• **INSTRUCTIONS FOR THE TASK**
Each line below should be quoted exactly, please.

···

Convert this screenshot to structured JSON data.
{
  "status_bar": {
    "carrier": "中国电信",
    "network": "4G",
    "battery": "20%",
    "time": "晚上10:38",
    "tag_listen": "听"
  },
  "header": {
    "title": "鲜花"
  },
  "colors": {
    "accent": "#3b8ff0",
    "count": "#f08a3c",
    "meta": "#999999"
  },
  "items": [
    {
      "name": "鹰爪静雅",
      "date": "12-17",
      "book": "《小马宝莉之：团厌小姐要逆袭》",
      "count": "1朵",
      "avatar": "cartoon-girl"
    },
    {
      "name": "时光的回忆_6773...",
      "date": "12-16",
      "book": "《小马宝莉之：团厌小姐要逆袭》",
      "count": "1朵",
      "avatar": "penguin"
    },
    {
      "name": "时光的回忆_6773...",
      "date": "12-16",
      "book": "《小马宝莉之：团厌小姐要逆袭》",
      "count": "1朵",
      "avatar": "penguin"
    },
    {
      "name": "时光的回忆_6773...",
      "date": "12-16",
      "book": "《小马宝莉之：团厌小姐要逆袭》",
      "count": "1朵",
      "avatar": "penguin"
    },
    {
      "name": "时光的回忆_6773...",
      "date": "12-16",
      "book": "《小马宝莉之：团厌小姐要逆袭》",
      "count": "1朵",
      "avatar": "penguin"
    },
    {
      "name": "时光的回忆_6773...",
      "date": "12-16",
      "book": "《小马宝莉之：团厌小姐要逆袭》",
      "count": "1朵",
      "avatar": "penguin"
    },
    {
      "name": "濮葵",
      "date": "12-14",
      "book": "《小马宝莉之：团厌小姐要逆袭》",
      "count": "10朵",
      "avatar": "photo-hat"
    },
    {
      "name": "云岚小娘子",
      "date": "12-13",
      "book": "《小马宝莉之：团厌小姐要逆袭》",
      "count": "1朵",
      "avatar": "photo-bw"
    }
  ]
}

···

• **REPLY TO THE TASK**
Convert this screenshot to structured JSON data.
{
  "status_bar": {
    "carrier": "中国电信",
    "network": "4G",
    "battery": "20%",
    "time": "晚上10:38",
    "tag_listen": "听"
  },
  "header": {
    "title": "鲜花"
  },
  "colors": {
    "accent": "#3b8ff0",
    "count": "#f08a3c",
    "meta": "#999999"
  },
  "items": [
    {
      "name": "鹰爪静雅",
      "date": "12-17",
      "book": "《小马宝莉之：团厌小姐要逆袭》",
      "count": "1朵",
      "avatar": "cartoon-girl"
    },
    {
      "name": "时光的回忆_6773...",
      "date": "12-16",
      "book": "《小马宝莉之：团厌小姐要逆袭》",
      "count": "1朵",
      "avatar": "penguin"
    },
    {
      "name": "时光的回忆_6773...",
      "date": "12-16",
      "book": "《小马宝莉之：团厌小姐要逆袭》",
      "count": "1朵",
      "avatar": "penguin"
    },
    {
      "name": "时光的回忆_6773...",
      "date": "12-16",
      "book": "《小马宝莉之：团厌小姐要逆袭》",
      "count": "1朵",
      "avatar": "penguin"
    },
    {
      "name": "时光的回忆_6773...",
      "date": "12-16",
      "book": "《小马宝莉之：团厌小姐要逆袭》",
      "count": "1朵",
      "avatar": "penguin"
    },
    {
      "name": "时光的回忆_6773...",
      "date": "12-16",
      "book": "《小马宝莉之：团厌小姐要逆袭》",
      "count": "1朵",
      "avatar": "penguin"
    },
    {
      "name": "濮葵",
      "date": "12-14",
      "book": "《小马宝莉之：团厌小姐要逆袭》",
      "count": "10朵",
      "avatar": "photo-hat"
    },
    {
      "name": "云岚小娘子",
      "date": "12-13",
      "book": "《小马宝莉之：团厌小姐要逆袭》",
      "count": "1朵",
      "avatar": "photo-bw"
    }
  ]
}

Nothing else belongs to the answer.